Stored records:

------------------------------------

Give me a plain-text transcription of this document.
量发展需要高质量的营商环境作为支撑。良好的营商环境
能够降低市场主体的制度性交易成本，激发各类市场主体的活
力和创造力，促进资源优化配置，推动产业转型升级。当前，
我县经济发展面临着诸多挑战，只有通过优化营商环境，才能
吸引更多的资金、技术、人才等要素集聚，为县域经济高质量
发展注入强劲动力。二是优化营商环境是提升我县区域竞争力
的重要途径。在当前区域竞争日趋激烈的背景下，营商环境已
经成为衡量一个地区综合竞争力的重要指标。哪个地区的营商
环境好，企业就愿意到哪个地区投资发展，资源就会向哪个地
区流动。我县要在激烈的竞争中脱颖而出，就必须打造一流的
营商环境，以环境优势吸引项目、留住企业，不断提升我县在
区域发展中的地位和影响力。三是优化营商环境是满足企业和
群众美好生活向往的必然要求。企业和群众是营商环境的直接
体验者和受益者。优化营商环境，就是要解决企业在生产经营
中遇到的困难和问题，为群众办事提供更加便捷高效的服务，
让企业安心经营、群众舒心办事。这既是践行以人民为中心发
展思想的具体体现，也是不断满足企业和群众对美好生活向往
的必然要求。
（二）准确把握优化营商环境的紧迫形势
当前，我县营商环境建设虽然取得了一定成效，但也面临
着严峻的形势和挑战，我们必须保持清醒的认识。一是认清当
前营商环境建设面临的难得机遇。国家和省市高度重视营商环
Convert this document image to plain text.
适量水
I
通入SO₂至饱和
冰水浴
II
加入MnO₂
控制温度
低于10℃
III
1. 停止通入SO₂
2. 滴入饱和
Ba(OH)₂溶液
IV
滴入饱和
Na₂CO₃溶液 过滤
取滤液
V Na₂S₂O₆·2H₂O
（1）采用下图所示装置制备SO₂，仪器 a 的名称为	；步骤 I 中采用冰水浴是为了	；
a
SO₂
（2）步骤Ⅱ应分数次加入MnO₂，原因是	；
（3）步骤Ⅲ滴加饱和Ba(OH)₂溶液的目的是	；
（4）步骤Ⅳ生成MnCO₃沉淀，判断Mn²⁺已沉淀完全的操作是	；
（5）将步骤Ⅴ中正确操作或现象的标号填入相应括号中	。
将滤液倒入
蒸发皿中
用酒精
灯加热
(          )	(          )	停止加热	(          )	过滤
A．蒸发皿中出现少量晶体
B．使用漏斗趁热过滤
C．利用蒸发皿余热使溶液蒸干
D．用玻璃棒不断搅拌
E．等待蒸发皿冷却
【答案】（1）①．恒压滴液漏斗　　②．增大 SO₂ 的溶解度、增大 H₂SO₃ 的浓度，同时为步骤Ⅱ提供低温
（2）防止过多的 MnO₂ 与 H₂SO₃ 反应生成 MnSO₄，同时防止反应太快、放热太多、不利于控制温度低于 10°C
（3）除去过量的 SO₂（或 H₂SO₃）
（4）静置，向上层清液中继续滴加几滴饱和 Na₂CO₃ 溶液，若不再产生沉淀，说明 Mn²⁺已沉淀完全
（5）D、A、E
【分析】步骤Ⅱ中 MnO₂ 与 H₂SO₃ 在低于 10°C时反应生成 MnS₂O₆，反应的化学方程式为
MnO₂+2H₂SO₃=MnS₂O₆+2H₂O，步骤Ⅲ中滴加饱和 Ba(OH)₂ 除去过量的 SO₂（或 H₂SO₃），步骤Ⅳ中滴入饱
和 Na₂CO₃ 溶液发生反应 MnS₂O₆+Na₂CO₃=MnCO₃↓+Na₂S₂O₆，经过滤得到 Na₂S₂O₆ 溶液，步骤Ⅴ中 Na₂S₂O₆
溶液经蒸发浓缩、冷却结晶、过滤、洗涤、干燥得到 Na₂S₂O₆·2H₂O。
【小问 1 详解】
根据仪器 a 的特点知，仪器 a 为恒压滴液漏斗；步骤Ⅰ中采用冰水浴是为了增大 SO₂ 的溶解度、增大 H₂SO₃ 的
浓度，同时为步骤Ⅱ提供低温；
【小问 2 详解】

------------------------------------

### Problem details
Starting at the line with "Convert this document image to plain text.", copy every line up to and including the last one in the entries above.

### Final result
Convert this document image to plain text.
适量水
I
通入SO₂至饱和
冰水浴
II
加入MnO₂
控制温度
低于10℃
III
1. 停止通入SO₂
2. 滴入饱和
Ba(OH)₂溶液
IV
滴入饱和
Na₂CO₃溶液 过滤
取滤液
V Na₂S₂O₆·2H₂O
（1）采用下图所示装置制备SO₂，仪器 a 的名称为	；步骤 I 中采用冰水浴是为了	；
a
SO₂
（2）步骤Ⅱ应分数次加入MnO₂，原因是	；
（3）步骤Ⅲ滴加饱和Ba(OH)₂溶液的目的是	；
（4）步骤Ⅳ生成MnCO₃沉淀，判断Mn²⁺已沉淀完全的操作是	；
（5）将步骤Ⅴ中正确操作或现象的标号填入相应括号中	。
将滤液倒入
蒸发皿中
用酒精
灯加热
(          )	(          )	停止加热	(          )	过滤
A．蒸发皿中出现少量晶体
B．使用漏斗趁热过滤
C．利用蒸发皿余热使溶液蒸干
D．用玻璃棒不断搅拌
E．等待蒸发皿冷却
【答案】（1）①．恒压滴液漏斗　　②．增大 SO₂ 的溶解度、增大 H₂SO₃ 的浓度，同时为步骤Ⅱ提供低温
（2）防止过多的 MnO₂ 与 H₂SO₃ 反应生成 MnSO₄，同时防止反应太快、放热太多、不利于控制温度低于 10°C
（3）除去过量的 SO₂（或 H₂SO₃）
（4）静置，向上层清液中继续滴加几滴饱和 Na₂CO₃ 溶液，若不再产生沉淀，说明 Mn²⁺已沉淀完全
（5）D、A、E
【分析】步骤Ⅱ中 MnO₂ 与 H₂SO₃ 在低于 10°C时反应生成 MnS₂O₆，反应的化学方程式为
MnO₂+2H₂SO₃=MnS₂O₆+2H₂O，步骤Ⅲ中滴加饱和 Ba(OH)₂ 除去过量的 SO₂（或 H₂SO₃），步骤Ⅳ中滴入饱
和 Na₂CO₃ 溶液发生反应 MnS₂O₆+Na₂CO₃=MnCO₃↓+Na₂S₂O₆，经过滤得到 Na₂S₂O₆ 溶液，步骤Ⅴ中 Na₂S₂O₆
溶液经蒸发浓缩、冷却结晶、过滤、洗涤、干燥得到 Na₂S₂O₆·2H₂O。
【小问 1 详解】
根据仪器 a 的特点知，仪器 a 为恒压滴液漏斗；步骤Ⅰ中采用冰水浴是为了增大 SO₂ 的溶解度、增大 H₂SO₃ 的
浓度，同时为步骤Ⅱ提供低温；
【小问 2 详解】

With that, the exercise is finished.